AVAILABLE DATA
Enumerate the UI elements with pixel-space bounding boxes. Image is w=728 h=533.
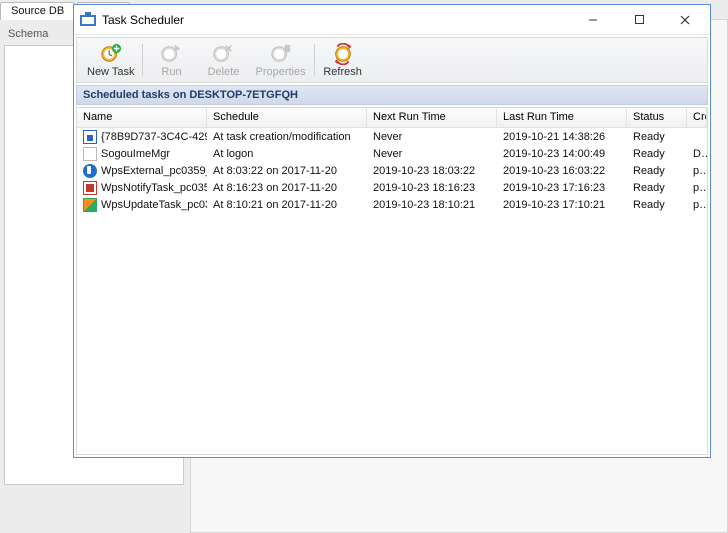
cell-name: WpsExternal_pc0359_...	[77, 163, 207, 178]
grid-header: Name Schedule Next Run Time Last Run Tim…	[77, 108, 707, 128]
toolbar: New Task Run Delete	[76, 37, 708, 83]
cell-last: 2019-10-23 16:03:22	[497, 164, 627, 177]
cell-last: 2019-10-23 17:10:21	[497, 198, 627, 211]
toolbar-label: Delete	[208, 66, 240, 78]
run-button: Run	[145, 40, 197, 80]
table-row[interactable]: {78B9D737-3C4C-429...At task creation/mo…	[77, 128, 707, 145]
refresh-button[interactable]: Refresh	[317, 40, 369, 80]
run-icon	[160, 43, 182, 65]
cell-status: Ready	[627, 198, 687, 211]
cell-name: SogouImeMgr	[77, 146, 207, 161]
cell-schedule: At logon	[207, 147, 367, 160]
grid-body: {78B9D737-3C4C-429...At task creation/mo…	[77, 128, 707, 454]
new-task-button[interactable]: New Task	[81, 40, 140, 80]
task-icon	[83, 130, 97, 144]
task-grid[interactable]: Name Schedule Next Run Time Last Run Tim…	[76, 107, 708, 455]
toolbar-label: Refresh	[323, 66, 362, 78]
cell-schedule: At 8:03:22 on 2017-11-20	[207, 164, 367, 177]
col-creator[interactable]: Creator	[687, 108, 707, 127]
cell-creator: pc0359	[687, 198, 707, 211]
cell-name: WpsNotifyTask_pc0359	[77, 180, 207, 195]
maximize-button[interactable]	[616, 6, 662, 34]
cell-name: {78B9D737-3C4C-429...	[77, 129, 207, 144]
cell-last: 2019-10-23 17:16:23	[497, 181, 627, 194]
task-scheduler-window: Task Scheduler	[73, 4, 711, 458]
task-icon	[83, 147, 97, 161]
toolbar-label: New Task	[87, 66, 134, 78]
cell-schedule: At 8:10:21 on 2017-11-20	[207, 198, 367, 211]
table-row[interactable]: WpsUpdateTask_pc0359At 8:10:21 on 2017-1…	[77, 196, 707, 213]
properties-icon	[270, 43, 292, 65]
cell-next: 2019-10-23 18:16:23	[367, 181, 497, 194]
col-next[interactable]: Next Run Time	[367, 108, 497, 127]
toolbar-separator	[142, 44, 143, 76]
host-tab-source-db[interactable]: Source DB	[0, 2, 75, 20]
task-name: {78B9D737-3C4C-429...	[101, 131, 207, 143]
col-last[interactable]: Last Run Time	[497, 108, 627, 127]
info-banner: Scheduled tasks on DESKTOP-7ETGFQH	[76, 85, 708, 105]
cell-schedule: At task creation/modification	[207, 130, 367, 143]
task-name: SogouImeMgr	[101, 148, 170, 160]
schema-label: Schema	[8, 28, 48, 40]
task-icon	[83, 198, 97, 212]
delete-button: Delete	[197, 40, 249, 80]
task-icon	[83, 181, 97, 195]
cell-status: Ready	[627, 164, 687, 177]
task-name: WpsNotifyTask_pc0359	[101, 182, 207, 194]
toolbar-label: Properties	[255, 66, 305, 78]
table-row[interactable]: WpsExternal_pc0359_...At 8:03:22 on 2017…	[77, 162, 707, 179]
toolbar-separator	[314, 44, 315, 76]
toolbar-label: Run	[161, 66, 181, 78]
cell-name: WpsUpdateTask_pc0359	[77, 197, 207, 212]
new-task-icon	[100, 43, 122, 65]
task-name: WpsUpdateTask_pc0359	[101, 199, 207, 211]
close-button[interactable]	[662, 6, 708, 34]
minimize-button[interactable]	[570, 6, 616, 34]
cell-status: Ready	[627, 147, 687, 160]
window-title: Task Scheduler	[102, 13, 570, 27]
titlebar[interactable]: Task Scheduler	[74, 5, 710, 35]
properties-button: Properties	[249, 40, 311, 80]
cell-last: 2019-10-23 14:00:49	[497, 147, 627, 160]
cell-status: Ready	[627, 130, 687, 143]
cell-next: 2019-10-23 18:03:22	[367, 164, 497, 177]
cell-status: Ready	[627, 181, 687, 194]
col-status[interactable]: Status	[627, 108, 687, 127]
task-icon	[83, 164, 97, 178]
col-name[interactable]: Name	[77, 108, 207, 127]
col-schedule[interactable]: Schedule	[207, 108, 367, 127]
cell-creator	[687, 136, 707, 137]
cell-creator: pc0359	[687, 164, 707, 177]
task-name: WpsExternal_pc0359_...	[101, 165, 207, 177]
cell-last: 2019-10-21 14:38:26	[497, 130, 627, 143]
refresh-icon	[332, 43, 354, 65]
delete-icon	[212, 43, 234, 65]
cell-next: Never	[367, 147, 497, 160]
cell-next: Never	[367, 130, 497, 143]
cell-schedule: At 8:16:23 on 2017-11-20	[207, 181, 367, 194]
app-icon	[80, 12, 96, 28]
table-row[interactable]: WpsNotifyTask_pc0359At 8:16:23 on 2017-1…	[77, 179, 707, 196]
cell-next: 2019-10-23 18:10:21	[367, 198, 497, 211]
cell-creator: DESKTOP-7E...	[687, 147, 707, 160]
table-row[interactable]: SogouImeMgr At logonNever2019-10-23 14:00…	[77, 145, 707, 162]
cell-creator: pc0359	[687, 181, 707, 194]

...

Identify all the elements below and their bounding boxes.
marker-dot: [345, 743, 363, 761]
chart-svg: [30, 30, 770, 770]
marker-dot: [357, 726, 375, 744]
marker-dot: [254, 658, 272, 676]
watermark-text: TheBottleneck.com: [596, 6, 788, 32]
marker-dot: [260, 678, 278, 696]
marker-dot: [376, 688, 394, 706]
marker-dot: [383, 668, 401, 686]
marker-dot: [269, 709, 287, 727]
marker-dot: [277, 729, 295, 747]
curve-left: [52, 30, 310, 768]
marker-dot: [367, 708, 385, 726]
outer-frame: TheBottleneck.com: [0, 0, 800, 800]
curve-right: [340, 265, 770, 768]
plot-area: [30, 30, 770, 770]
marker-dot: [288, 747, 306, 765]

REQUEST
Copy the rows word for word, from the line containing "Identify all the" through the line containing "marker-dot: [288, 747, 306, 765]", including both of those lines.

ANSWER FOR THIS EXERCISE
Identify all the elements below and their bounding boxes.
marker-dot: [345, 743, 363, 761]
chart-svg: [30, 30, 770, 770]
marker-dot: [357, 726, 375, 744]
marker-dot: [254, 658, 272, 676]
watermark-text: TheBottleneck.com: [596, 6, 788, 32]
marker-dot: [260, 678, 278, 696]
marker-dot: [376, 688, 394, 706]
marker-dot: [383, 668, 401, 686]
marker-dot: [269, 709, 287, 727]
marker-dot: [277, 729, 295, 747]
curve-left: [52, 30, 310, 768]
marker-dot: [367, 708, 385, 726]
outer-frame: TheBottleneck.com: [0, 0, 800, 800]
curve-right: [340, 265, 770, 768]
plot-area: [30, 30, 770, 770]
marker-dot: [288, 747, 306, 765]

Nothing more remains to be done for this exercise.